__EXERCISE__
Search the listing below for the string "представления" and show each line that contains it.

— Begin INPUT —

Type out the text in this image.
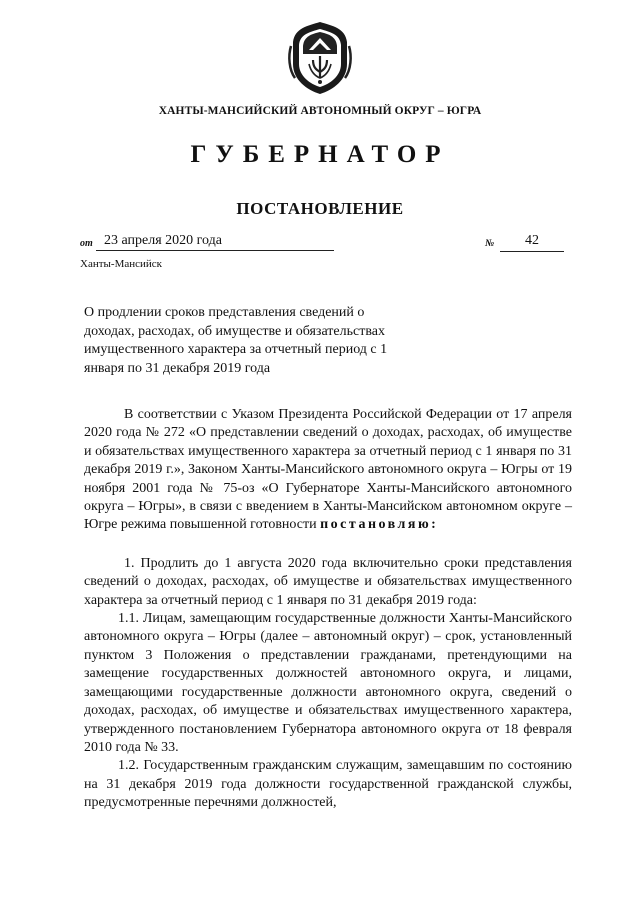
ХАНТЫ-МАНСИЙСКИЙ АВТОНОМНЫЙ ОКРУГ – ЮГРА
ГУБЕРНАТОР
ПОСТАНОВЛЕНИЕ
от 23 апреля 2020 года	№	42
Ханты-Мансийск
О продлении сроков представления сведений о доходах, расходах, об имуществе и обязательствах имущественного характера за отчетный период с 1 января по 31 декабря 2019 года

В соответствии с Указом Президента Российской Федерации от 17 апреля 2020 года № 272 «О представлении сведений о доходах, расходах, об имуществе и обязательствах имущественного характера за отчетный период с 1 января по 31 декабря 2019 г.», Законом Ханты-Мансийского автономного округа – Югры от 19 ноября 2001 года № 75-оз «О Губернаторе Ханты-Мансийского автономного округа – Югры», в связи с введением в Ханты-Мансийском автономном округе – Югре режима повышенной готовности постановляю:

1. Продлить до 1 августа 2020 года включительно сроки представления сведений о доходах, расходах, об имуществе и обязательствах имущественного характера за отчетный период с 1 января по 31 декабря 2019 года:

1.1. Лицам, замещающим государственные должности Ханты-Мансийского автономного округа – Югры (далее – автономный округ) – срок, установленный пунктом 3 Положения о представлении гражданами, претендующими на замещение государственных должностей автономного округа, и лицами, замещающими государственные должности автономного округа, сведений о доходах, расходах, об имуществе и обязательствах имущественного характера, утвержденного постановлением Губернатора автономного округа от 18 февраля 2010 года № 33.

1.2. Государственным гражданским служащим, замещавшим по состоянию на 31 декабря 2019 года должности государственной гражданской службы, предусмотренные перечнями должностей,
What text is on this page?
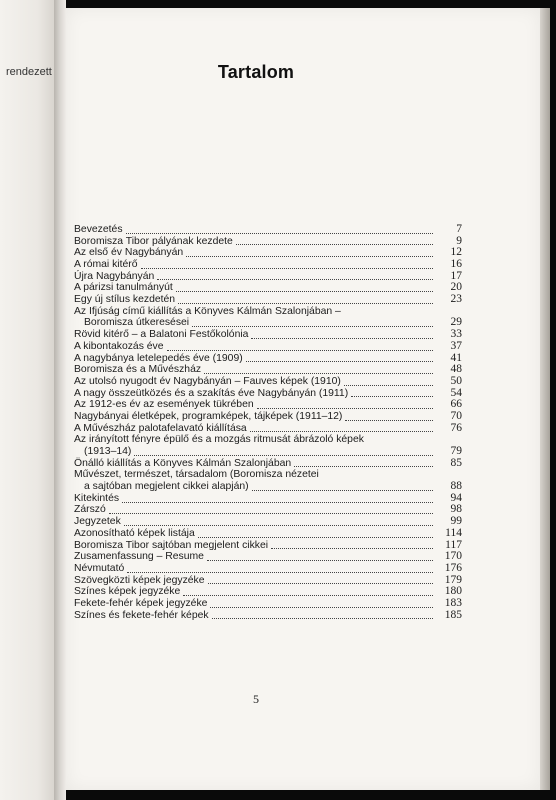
rendezett	Tartalom
Bevezetés	7
Boromisza Tibor pályának kezdete	9
Az első év Nagybányán	12
A római kitérő	16
Újra Nagybányán	17
A párizsi tanulmányút	20
Egy új stílus kezdetén	23
Az Ifjúság című kiállítás a Könyves Kálmán Szalonjában –
Boromisza útkeresései	29
Rövid kitérő – a Balatoni Festőkolónia	33
A kibontakozás éve	37
A nagybánya letelepedés éve (1909)	41
Boromisza és a Művészház	48
Az utolsó nyugodt év Nagybányán – Fauves képek (1910)	50
A nagy összeütközés és a szakítás éve Nagybányán (1911)	54
Az 1912-es év az események tükrében	66
Nagybányai életképek, programképek, tájképek (1911–12)	70
A Művészház palotafelavató kiállítása	76
Az irányított fényre épülő és a mozgás ritmusát ábrázoló képek
(1913–14)	79
Önálló kiállítás a Könyves Kálmán Szalonjában	85
Művészet, természet, társadalom (Boromisza nézetei
a sajtóban megjelent cikkei alapján)	88
Kitekintés	94
Zárszó	98
Jegyzetek	99
Azonosítható képek listája	114
Boromisza Tibor sajtóban megjelent cikkei	117
Zusamenfassung – Resume	170
Névmutató	176
Szövegközti képek jegyzéke	179
Színes képek jegyzéke	180
Fekete-fehér képek jegyzéke	183
Színes és fekete-fehér képek	185
5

— End INPUT —

__SOLUTION__
О продлении сроков представления сведений о доходах, расходах, об имуществе и обязательствах имущественного характера за отчетный период с 1 января по 31 декабря 2019 года
1. Продлить до 1 августа 2020 года включительно сроки представления сведений о доходах, расходах, об имуществе и обязательствах имущественного характера за отчетный период с 1 января по 31 декабря 2019 года:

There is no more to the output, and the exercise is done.